WORK REQUIRED: Give every line from the entries that contains "Characteristics".

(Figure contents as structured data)

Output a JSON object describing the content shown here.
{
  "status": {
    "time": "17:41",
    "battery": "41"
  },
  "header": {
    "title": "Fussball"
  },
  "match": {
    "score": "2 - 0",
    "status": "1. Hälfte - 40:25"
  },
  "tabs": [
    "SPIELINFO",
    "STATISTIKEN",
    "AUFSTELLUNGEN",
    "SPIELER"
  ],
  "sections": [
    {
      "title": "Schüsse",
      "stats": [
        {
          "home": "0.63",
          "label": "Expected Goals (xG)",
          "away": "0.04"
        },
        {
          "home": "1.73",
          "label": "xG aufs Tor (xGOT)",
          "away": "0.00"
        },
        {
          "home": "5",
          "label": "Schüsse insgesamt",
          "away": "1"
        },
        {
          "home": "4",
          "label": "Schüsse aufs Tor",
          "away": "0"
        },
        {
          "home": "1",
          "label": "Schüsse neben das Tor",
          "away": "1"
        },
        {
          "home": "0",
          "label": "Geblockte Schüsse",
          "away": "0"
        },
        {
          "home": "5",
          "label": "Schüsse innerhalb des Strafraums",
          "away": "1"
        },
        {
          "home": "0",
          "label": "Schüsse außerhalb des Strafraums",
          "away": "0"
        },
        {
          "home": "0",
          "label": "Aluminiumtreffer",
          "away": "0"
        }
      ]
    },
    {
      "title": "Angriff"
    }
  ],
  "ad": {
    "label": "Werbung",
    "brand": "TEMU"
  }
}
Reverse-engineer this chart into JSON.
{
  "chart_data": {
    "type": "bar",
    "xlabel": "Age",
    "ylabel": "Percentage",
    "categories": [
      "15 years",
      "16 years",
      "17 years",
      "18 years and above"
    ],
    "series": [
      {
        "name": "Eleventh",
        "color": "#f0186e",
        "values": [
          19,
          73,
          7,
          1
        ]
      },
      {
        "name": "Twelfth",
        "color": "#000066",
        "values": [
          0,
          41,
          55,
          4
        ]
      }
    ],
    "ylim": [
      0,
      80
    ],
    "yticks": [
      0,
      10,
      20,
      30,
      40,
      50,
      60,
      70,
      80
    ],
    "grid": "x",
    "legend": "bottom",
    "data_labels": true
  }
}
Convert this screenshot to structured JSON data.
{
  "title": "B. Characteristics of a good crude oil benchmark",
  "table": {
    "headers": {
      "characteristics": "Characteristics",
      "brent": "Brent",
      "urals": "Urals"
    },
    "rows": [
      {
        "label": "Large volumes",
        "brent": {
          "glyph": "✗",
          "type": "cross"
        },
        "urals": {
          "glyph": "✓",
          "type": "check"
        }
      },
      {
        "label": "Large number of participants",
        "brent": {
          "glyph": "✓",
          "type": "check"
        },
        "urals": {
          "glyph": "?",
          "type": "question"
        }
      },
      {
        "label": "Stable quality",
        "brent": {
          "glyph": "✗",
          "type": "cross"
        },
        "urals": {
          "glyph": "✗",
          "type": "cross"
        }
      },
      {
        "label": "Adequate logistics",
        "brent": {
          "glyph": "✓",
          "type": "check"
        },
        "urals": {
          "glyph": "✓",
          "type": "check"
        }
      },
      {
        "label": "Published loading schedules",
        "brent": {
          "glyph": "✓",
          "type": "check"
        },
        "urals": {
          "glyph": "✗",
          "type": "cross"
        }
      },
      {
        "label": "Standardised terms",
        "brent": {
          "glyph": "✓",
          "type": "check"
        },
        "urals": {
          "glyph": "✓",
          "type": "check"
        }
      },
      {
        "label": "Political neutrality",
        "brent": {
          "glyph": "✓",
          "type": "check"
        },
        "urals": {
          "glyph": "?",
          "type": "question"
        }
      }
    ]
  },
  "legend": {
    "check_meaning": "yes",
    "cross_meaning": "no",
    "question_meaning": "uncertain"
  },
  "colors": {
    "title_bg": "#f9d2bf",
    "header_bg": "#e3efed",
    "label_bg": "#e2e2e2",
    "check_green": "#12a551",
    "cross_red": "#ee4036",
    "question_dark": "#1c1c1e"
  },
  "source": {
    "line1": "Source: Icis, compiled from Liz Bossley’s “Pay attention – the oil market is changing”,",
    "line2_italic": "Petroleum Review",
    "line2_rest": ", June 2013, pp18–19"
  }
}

WRITTEN SOLUTION:
  "title": "B. Characteristics of a good crude oil benchmark",
      "characteristics": "Characteristics",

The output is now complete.